SUPPLIED RECORDS:
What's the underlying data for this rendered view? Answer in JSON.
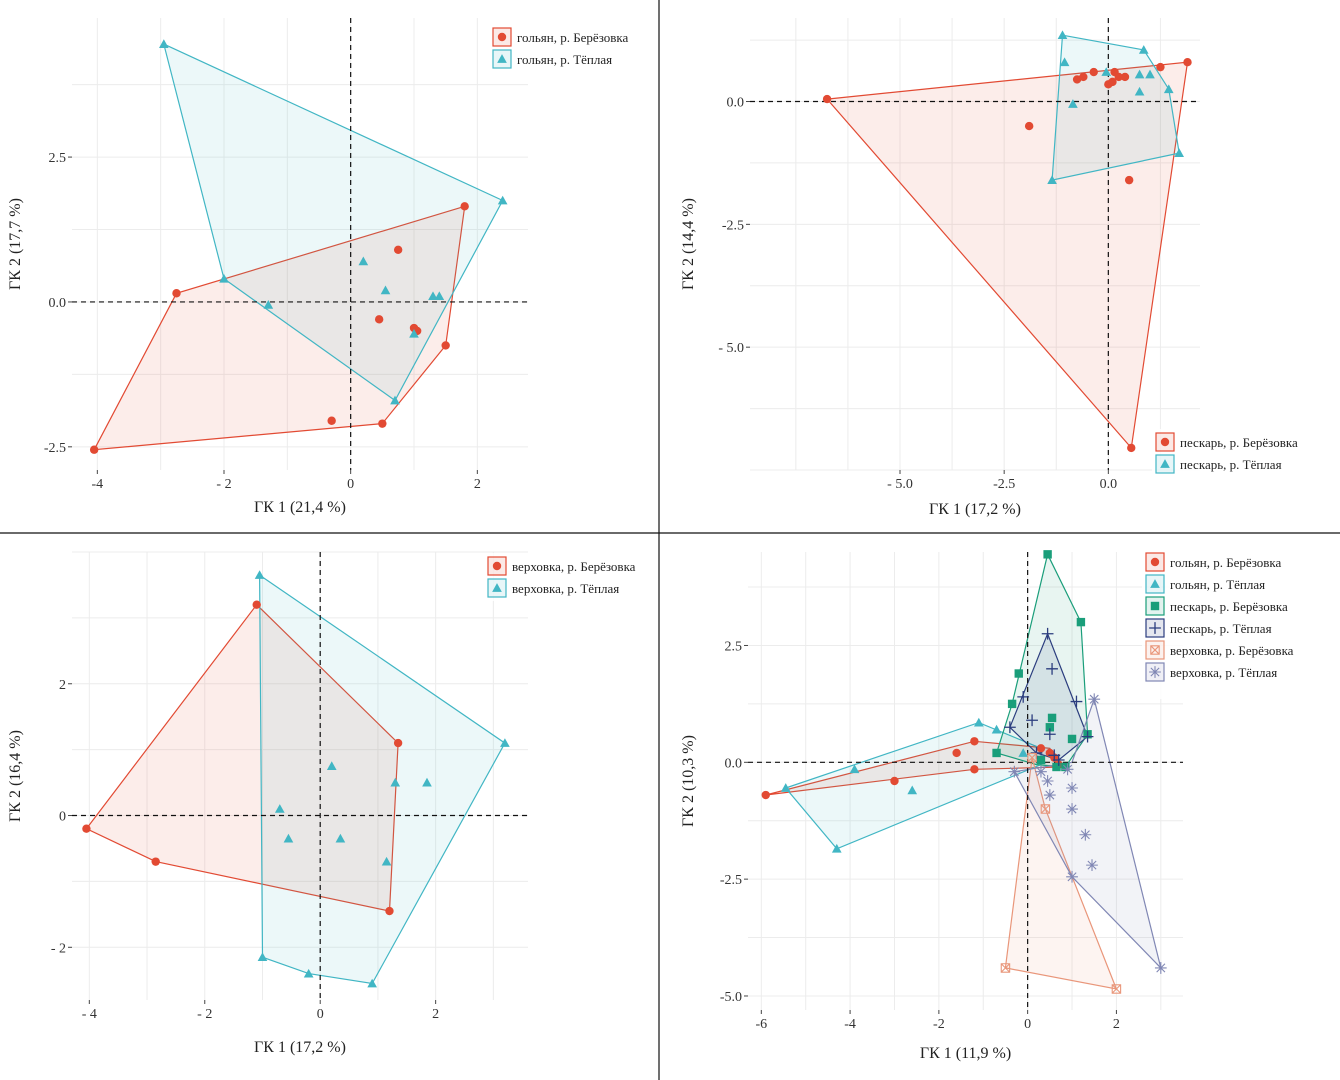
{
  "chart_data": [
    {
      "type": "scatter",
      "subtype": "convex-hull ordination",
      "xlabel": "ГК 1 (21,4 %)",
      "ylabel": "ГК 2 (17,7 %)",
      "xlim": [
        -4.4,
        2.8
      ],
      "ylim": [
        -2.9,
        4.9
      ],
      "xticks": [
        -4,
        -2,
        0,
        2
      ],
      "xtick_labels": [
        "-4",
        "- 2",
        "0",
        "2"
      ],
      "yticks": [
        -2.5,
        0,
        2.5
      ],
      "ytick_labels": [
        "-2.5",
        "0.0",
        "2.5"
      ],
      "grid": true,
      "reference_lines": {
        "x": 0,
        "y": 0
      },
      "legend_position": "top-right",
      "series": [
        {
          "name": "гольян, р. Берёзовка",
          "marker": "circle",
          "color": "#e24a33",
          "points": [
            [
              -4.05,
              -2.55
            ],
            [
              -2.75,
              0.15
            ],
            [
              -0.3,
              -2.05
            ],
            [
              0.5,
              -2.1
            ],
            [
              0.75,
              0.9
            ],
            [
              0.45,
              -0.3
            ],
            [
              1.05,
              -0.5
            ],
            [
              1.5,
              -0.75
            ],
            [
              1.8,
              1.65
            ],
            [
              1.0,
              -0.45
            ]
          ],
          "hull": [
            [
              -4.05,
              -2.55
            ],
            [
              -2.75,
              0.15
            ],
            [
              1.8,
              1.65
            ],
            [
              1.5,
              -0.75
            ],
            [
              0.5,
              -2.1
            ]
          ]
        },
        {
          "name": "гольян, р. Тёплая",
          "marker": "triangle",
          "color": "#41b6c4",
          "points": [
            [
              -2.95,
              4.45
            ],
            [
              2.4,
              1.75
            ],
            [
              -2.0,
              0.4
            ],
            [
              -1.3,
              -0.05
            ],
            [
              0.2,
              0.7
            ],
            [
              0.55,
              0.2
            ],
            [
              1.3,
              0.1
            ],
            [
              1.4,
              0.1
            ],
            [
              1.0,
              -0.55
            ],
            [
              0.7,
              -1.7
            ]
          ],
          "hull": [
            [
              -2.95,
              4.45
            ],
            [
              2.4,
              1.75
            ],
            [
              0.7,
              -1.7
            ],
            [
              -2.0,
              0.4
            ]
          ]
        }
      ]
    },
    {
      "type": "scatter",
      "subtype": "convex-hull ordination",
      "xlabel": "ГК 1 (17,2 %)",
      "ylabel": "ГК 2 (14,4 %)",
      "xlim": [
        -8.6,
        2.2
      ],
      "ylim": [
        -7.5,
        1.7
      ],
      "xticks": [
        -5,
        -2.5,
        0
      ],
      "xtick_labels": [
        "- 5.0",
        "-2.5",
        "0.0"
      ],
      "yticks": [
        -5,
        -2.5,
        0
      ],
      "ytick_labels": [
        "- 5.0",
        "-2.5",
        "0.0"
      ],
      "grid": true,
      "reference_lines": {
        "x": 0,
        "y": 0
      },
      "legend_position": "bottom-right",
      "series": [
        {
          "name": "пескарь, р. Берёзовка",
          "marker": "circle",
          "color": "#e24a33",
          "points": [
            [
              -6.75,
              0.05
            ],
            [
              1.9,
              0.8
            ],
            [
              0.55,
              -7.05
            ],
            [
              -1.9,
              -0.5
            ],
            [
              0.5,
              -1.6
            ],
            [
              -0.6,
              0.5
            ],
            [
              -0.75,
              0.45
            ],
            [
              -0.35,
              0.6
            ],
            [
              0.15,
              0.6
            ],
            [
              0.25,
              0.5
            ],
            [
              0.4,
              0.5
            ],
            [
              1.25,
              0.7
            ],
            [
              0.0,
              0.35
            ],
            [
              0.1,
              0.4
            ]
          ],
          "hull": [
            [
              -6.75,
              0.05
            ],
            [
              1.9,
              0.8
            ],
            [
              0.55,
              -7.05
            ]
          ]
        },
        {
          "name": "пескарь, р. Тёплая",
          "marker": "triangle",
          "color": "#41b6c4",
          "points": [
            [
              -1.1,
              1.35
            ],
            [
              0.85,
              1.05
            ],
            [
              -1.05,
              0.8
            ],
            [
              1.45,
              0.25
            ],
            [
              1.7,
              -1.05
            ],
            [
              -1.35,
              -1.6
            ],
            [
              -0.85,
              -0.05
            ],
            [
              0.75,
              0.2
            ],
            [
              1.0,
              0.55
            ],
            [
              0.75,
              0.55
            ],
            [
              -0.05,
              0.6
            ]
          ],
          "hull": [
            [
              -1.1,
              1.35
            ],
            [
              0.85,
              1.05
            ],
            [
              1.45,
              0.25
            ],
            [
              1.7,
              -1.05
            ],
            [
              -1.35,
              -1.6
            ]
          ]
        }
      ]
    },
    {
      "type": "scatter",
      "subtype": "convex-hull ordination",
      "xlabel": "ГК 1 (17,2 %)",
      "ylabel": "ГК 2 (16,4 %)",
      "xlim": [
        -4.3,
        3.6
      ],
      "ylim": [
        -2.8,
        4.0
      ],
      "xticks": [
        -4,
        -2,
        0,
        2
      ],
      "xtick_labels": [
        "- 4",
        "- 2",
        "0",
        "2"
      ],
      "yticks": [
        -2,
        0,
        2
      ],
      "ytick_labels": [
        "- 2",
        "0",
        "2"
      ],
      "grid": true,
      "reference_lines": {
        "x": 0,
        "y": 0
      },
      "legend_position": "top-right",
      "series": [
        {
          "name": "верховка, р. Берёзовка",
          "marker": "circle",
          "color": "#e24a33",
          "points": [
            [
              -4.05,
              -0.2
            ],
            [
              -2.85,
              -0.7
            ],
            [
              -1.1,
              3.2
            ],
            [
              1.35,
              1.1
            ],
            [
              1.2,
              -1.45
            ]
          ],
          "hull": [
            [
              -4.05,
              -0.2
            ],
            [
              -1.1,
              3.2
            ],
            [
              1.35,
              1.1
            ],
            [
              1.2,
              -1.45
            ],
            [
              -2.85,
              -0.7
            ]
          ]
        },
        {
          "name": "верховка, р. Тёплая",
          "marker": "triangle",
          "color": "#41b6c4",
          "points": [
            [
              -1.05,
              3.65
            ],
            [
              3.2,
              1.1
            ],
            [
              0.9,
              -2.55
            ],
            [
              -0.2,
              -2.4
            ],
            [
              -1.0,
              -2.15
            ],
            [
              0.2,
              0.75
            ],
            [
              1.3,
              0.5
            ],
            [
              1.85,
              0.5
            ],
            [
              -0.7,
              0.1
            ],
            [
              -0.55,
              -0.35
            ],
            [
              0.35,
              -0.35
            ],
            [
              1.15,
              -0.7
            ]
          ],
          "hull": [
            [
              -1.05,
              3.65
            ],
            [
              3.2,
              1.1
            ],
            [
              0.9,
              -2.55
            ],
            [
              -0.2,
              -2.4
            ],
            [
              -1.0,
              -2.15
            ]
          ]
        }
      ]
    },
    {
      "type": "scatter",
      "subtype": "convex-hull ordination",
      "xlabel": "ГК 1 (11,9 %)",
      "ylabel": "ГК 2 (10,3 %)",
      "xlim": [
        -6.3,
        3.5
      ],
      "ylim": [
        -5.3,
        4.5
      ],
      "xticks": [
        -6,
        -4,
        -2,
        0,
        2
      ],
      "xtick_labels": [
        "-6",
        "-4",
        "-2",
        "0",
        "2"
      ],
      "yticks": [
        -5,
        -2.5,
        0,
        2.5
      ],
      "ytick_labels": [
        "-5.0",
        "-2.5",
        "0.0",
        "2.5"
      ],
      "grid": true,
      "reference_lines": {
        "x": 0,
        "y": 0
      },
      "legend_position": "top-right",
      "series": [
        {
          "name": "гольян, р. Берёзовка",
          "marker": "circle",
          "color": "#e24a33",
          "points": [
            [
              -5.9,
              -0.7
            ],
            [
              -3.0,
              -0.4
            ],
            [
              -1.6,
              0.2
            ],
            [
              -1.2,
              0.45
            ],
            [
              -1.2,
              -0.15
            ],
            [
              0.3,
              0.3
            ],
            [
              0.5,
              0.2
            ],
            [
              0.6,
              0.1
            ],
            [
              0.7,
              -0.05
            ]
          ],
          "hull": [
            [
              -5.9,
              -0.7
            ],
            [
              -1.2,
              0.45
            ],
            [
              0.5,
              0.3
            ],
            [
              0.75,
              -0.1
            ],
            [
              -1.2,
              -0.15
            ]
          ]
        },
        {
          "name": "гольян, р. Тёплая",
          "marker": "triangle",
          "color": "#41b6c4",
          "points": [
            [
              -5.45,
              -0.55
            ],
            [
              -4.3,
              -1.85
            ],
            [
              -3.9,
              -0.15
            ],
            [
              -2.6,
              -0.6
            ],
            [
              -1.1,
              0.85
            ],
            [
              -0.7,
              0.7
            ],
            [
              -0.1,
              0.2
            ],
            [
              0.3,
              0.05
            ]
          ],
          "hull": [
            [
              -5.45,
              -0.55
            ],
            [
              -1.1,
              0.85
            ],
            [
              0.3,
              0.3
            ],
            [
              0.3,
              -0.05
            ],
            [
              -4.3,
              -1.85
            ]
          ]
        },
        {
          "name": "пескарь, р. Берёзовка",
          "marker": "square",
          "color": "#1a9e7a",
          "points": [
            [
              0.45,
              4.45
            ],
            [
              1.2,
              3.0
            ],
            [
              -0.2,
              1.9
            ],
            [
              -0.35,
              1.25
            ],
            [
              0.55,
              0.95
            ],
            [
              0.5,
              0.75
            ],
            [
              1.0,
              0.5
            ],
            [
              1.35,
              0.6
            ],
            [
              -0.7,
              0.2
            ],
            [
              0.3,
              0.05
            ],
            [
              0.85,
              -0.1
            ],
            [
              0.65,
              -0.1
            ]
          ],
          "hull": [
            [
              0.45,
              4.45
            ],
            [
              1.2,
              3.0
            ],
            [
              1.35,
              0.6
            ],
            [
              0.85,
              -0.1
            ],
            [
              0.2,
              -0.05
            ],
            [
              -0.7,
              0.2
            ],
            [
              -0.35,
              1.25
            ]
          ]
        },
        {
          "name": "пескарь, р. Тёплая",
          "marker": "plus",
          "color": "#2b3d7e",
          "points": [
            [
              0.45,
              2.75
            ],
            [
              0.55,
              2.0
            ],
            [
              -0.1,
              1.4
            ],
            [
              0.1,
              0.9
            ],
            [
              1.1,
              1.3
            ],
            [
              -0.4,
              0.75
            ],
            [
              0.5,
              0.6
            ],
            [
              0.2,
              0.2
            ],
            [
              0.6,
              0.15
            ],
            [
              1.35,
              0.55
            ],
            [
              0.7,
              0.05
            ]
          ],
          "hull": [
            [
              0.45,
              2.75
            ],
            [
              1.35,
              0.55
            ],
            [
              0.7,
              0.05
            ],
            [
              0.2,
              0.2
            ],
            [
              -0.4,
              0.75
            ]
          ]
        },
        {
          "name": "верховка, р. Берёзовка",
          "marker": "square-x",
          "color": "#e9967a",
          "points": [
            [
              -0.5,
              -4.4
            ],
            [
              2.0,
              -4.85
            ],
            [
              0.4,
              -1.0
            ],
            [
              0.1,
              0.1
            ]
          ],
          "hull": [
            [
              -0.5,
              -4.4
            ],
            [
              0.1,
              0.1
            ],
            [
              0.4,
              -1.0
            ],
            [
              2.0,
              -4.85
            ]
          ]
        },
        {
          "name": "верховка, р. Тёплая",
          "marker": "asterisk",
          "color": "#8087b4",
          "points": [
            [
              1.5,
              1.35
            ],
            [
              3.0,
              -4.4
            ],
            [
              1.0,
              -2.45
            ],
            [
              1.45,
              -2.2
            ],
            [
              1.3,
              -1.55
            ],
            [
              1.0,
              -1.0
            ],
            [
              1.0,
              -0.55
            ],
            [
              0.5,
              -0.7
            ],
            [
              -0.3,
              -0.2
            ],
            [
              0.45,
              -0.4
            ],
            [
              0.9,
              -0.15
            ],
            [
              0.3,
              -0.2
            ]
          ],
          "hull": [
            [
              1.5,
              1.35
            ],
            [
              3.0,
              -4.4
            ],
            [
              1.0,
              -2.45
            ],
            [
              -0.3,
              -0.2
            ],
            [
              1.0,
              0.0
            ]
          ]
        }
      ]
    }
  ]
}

PROBLEM REQUIREMENTS:
Where a line in the material above holds "xlabel", copy that line.

EXERCISE RESPONSE:
      "xlabel": "ГК 1 (21,4 %)",
      "xlabel": "ГК 1 (17,2 %)",
      "xlabel": "ГК 1 (17,2 %)",
      "xlabel": "ГК 1 (11,9 %)",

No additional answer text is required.